# SET TASK
Each entry below is to be extracted exactly.

— Begin —

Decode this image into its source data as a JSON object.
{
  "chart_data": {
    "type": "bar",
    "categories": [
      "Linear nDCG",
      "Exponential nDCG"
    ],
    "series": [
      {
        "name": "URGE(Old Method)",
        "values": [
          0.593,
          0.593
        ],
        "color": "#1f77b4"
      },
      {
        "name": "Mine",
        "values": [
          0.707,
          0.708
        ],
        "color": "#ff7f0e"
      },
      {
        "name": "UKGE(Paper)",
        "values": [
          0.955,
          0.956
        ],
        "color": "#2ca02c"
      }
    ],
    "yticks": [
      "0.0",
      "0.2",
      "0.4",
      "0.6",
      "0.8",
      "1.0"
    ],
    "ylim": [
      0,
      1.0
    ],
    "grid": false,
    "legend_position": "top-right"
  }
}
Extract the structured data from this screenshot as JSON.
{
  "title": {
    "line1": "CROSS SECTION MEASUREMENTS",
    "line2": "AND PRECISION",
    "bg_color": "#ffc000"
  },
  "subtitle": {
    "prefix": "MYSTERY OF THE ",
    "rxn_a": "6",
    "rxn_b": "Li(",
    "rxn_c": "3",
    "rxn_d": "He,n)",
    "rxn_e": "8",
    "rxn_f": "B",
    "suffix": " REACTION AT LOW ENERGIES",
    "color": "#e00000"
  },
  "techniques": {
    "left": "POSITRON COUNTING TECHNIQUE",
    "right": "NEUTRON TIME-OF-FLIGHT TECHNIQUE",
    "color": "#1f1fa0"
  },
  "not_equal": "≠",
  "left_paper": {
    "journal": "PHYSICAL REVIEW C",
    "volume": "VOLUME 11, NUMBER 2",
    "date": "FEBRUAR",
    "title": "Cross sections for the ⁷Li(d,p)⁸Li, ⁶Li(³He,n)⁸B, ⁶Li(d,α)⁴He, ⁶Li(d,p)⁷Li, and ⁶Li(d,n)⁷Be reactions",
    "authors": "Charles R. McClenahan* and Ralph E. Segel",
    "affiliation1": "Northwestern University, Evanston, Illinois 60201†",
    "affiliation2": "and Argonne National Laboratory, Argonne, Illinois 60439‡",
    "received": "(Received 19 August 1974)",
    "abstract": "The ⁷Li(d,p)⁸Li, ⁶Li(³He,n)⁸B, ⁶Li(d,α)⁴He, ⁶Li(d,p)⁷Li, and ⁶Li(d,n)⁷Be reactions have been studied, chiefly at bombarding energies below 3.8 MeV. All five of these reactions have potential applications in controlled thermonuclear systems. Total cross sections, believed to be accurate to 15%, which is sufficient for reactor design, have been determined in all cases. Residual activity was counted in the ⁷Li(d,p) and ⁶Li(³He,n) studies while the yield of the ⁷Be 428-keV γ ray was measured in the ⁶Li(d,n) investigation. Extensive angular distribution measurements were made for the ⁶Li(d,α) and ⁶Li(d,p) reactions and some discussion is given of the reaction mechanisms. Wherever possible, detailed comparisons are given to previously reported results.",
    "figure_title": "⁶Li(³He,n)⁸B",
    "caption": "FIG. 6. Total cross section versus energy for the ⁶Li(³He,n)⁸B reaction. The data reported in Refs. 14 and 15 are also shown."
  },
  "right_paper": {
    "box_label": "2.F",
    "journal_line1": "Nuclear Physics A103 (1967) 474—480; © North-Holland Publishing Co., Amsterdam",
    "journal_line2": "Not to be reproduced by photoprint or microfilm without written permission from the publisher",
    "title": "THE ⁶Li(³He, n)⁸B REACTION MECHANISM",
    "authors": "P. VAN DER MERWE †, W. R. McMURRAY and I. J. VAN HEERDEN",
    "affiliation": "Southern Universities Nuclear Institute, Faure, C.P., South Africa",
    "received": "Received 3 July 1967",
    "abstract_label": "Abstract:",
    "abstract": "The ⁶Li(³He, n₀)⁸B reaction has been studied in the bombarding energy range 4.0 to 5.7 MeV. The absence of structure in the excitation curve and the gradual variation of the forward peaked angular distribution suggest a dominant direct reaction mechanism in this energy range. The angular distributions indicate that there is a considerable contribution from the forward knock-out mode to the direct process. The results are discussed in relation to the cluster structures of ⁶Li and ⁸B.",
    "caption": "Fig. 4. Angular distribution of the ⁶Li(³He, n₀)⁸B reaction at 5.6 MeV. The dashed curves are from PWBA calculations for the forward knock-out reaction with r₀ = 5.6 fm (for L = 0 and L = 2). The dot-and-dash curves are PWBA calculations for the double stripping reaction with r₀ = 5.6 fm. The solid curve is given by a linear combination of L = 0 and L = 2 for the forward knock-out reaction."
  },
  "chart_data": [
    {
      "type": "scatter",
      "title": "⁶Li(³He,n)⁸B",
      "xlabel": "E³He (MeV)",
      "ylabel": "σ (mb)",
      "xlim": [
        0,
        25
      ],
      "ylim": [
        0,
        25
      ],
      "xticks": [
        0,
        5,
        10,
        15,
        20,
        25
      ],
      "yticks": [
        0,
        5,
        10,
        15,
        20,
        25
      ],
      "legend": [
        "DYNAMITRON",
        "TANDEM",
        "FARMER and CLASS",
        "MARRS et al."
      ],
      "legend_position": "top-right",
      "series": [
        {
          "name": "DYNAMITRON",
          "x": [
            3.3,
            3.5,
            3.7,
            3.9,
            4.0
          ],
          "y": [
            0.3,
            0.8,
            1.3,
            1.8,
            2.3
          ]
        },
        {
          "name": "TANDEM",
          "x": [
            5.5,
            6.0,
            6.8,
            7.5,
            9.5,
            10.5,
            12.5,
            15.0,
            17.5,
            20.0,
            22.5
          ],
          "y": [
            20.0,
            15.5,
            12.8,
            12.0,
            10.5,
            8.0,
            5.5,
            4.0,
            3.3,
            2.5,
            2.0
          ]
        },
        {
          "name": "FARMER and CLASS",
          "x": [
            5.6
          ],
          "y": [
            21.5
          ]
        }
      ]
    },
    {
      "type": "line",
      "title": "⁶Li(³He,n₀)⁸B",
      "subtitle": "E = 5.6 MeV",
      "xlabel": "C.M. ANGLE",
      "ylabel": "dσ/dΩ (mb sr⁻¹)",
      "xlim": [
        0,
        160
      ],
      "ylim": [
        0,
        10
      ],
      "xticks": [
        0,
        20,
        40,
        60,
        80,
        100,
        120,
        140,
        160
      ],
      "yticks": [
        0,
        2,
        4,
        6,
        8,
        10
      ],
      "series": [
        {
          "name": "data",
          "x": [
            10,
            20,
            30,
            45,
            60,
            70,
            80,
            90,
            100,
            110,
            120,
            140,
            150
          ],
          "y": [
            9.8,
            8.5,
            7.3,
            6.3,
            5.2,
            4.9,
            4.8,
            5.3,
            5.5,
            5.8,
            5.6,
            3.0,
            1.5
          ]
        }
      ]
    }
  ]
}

— End —

# EXERCISE ANSWER
Decode this image into its source data as a JSON object.
{
  "chart_data": {
    "type": "bar",
    "categories": [
      "Linear nDCG",
      "Exponential nDCG"
    ],
    "series": [
      {
        "name": "URGE(Old Method)",
        "values": [
          0.593,
          0.593
        ],
        "color": "#1f77b4"
      },
      {
        "name": "Mine",
        "values": [
          0.707,
          0.708
        ],
        "color": "#ff7f0e"
      },
      {
        "name": "UKGE(Paper)",
        "values": [
          0.955,
          0.956
        ],
        "color": "#2ca02c"
      }
    ],
    "yticks": [
      "0.0",
      "0.2",
      "0.4",
      "0.6",
      "0.8",
      "1.0"
    ],
    "ylim": [
      0,
      1.0
    ],
    "grid": false,
    "legend_position": "top-right"
  }
}
Extract the structured data from this screenshot as JSON.
{
  "title": {
    "line1": "CROSS SECTION MEASUREMENTS",
    "line2": "AND PRECISION",
    "bg_color": "#ffc000"
  },
  "subtitle": {
    "prefix": "MYSTERY OF THE ",
    "rxn_a": "6",
    "rxn_b": "Li(",
    "rxn_c": "3",
    "rxn_d": "He,n)",
    "rxn_e": "8",
    "rxn_f": "B",
    "suffix": " REACTION AT LOW ENERGIES",
    "color": "#e00000"
  },
  "techniques": {
    "left": "POSITRON COUNTING TECHNIQUE",
    "right": "NEUTRON TIME-OF-FLIGHT TECHNIQUE",
    "color": "#1f1fa0"
  },
  "not_equal": "≠",
  "left_paper": {
    "journal": "PHYSICAL REVIEW C",
    "volume": "VOLUME 11, NUMBER 2",
    "date": "FEBRUAR",
    "title": "Cross sections for the ⁷Li(d,p)⁸Li, ⁶Li(³He,n)⁸B, ⁶Li(d,α)⁴He, ⁶Li(d,p)⁷Li, and ⁶Li(d,n)⁷Be reactions",
    "authors": "Charles R. McClenahan* and Ralph E. Segel",
    "affiliation1": "Northwestern University, Evanston, Illinois 60201†",
    "affiliation2": "and Argonne National Laboratory, Argonne, Illinois 60439‡",
    "received": "(Received 19 August 1974)",
    "abstract": "The ⁷Li(d,p)⁸Li, ⁶Li(³He,n)⁸B, ⁶Li(d,α)⁴He, ⁶Li(d,p)⁷Li, and ⁶Li(d,n)⁷Be reactions have been studied, chiefly at bombarding energies below 3.8 MeV. All five of these reactions have potential applications in controlled thermonuclear systems. Total cross sections, believed to be accurate to 15%, which is sufficient for reactor design, have been determined in all cases. Residual activity was counted in the ⁷Li(d,p) and ⁶Li(³He,n) studies while the yield of the ⁷Be 428-keV γ ray was measured in the ⁶Li(d,n) investigation. Extensive angular distribution measurements were made for the ⁶Li(d,α) and ⁶Li(d,p) reactions and some discussion is given of the reaction mechanisms. Wherever possible, detailed comparisons are given to previously reported results.",
    "figure_title": "⁶Li(³He,n)⁸B",
    "caption": "FIG. 6. Total cross section versus energy for the ⁶Li(³He,n)⁸B reaction. The data reported in Refs. 14 and 15 are also shown."
  },
  "right_paper": {
    "box_label": "2.F",
    "journal_line1": "Nuclear Physics A103 (1967) 474—480; © North-Holland Publishing Co., Amsterdam",
    "journal_line2": "Not to be reproduced by photoprint or microfilm without written permission from the publisher",
    "title": "THE ⁶Li(³He, n)⁸B REACTION MECHANISM",
    "authors": "P. VAN DER MERWE †, W. R. McMURRAY and I. J. VAN HEERDEN",
    "affiliation": "Southern Universities Nuclear Institute, Faure, C.P., South Africa",
    "received": "Received 3 July 1967",
    "abstract_label": "Abstract:",
    "abstract": "The ⁶Li(³He, n₀)⁸B reaction has been studied in the bombarding energy range 4.0 to 5.7 MeV. The absence of structure in the excitation curve and the gradual variation of the forward peaked angular distribution suggest a dominant direct reaction mechanism in this energy range. The angular distributions indicate that there is a considerable contribution from the forward knock-out mode to the direct process. The results are discussed in relation to the cluster structures of ⁶Li and ⁸B.",
    "caption": "Fig. 4. Angular distribution of the ⁶Li(³He, n₀)⁸B reaction at 5.6 MeV. The dashed curves are from PWBA calculations for the forward knock-out reaction with r₀ = 5.6 fm (for L = 0 and L = 2). The dot-and-dash curves are PWBA calculations for the double stripping reaction with r₀ = 5.6 fm. The solid curve is given by a linear combination of L = 0 and L = 2 for the forward knock-out reaction."
  },
  "chart_data": [
    {
      "type": "scatter",
      "title": "⁶Li(³He,n)⁸B",
      "xlabel": "E³He (MeV)",
      "ylabel": "σ (mb)",
      "xlim": [
        0,
        25
      ],
      "ylim": [
        0,
        25
      ],
      "xticks": [
        0,
        5,
        10,
        15,
        20,
        25
      ],
      "yticks": [
        0,
        5,
        10,
        15,
        20,
        25
      ],
      "legend": [
        "DYNAMITRON",
        "TANDEM",
        "FARMER and CLASS",
        "MARRS et al."
      ],
      "legend_position": "top-right",
      "series": [
        {
          "name": "DYNAMITRON",
          "x": [
            3.3,
            3.5,
            3.7,
            3.9,
            4.0
          ],
          "y": [
            0.3,
            0.8,
            1.3,
            1.8,
            2.3
          ]
        },
        {
          "name": "TANDEM",
          "x": [
            5.5,
            6.0,
            6.8,
            7.5,
            9.5,
            10.5,
            12.5,
            15.0,
            17.5,
            20.0,
            22.5
          ],
          "y": [
            20.0,
            15.5,
            12.8,
            12.0,
            10.5,
            8.0,
            5.5,
            4.0,
            3.3,
            2.5,
            2.0
          ]
        },
        {
          "name": "FARMER and CLASS",
          "x": [
            5.6
          ],
          "y": [
            21.5
          ]
        }
      ]
    },
    {
      "type": "line",
      "title": "⁶Li(³He,n₀)⁸B",
      "subtitle": "E = 5.6 MeV",
      "xlabel": "C.M. ANGLE",
      "ylabel": "dσ/dΩ (mb sr⁻¹)",
      "xlim": [
        0,
        160
      ],
      "ylim": [
        0,
        10
      ],
      "xticks": [
        0,
        20,
        40,
        60,
        80,
        100,
        120,
        140,
        160
      ],
      "yticks": [
        0,
        2,
        4,
        6,
        8,
        10
      ],
      "series": [
        {
          "name": "data",
          "x": [
            10,
            20,
            30,
            45,
            60,
            70,
            80,
            90,
            100,
            110,
            120,
            140,
            150
          ],
          "y": [
            9.8,
            8.5,
            7.3,
            6.3,
            5.2,
            4.9,
            4.8,
            5.3,
            5.5,
            5.8,
            5.6,
            3.0,
            1.5
          ]
        }
      ]
    }
  ]
}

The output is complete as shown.